* OBJECTIVE *
Scan the following material for the string "STUTTGART" and copy each line in which it appears.
##########
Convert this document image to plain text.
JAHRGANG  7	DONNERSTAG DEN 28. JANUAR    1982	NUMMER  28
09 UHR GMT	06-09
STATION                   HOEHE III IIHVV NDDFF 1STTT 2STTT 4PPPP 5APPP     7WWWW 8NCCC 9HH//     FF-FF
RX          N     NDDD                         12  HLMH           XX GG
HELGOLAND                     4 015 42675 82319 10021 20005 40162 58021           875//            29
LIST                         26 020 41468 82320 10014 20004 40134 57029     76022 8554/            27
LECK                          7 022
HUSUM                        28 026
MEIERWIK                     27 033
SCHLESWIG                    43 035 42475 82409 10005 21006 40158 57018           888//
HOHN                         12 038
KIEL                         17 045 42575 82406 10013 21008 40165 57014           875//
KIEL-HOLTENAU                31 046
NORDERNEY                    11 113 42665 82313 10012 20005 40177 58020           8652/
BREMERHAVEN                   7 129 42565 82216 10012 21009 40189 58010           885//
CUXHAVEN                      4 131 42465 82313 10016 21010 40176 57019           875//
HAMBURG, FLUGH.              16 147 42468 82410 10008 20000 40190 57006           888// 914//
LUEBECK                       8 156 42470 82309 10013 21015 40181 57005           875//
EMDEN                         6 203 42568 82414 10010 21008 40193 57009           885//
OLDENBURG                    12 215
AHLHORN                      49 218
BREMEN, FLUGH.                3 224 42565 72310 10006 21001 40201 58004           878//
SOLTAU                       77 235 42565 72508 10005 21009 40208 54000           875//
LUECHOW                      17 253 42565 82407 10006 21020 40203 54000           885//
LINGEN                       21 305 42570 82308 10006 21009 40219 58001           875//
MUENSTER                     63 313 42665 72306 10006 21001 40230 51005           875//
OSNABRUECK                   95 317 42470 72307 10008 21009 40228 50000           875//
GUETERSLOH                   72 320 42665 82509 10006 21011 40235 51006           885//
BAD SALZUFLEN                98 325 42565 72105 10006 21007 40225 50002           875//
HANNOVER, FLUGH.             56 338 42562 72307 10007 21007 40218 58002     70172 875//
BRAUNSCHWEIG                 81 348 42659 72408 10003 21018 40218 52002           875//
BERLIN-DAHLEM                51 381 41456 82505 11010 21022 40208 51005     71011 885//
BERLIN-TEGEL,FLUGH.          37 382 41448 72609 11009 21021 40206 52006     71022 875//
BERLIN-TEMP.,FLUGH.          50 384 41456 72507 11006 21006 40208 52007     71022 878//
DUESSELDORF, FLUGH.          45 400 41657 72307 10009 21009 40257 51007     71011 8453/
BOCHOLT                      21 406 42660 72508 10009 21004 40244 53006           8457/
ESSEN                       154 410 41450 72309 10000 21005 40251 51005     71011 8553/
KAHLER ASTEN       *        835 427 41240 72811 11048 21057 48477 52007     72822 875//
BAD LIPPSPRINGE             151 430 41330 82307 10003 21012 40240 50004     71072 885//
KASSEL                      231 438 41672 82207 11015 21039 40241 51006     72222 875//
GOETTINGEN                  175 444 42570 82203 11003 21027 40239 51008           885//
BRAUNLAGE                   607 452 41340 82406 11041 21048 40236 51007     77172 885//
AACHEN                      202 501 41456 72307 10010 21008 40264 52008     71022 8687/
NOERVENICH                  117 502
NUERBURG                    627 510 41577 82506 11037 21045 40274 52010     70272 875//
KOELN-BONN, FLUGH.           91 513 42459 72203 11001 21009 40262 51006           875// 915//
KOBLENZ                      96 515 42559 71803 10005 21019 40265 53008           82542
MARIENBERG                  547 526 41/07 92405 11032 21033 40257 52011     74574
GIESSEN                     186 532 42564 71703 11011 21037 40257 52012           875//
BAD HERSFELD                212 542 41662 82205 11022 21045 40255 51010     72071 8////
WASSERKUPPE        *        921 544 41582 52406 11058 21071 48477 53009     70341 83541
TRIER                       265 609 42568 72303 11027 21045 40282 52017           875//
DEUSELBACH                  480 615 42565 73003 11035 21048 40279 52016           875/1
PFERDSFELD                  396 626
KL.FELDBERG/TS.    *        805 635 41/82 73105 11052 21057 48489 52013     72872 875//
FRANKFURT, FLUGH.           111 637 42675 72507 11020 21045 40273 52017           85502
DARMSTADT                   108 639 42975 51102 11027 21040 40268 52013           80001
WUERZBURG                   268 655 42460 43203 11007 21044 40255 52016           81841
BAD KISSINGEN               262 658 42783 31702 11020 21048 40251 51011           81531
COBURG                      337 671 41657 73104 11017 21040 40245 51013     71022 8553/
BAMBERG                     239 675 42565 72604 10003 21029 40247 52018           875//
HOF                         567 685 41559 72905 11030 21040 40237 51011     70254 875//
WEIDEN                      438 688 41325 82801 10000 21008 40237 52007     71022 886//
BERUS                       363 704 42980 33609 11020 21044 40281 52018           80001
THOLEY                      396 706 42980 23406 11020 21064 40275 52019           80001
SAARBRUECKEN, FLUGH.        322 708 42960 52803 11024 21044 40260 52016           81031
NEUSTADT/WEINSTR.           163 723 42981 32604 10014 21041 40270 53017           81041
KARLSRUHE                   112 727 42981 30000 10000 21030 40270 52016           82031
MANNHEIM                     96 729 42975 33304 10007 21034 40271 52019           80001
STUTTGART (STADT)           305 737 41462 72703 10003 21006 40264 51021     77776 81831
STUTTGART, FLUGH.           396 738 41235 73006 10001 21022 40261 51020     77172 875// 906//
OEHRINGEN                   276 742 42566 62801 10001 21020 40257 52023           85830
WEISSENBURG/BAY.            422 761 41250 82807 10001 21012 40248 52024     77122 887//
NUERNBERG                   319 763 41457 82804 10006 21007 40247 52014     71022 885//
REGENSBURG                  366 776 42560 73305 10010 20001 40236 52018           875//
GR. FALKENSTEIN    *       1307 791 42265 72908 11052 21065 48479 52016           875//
##########
* WRITTEN ANSWER *
STUTTGART (STADT)           305 737 41462 72703 10003 21006 40264 51021     77776 81831
STUTTGART, FLUGH.           396 738 41235 73006 10001 21022 40261 51020     77172 875// 906//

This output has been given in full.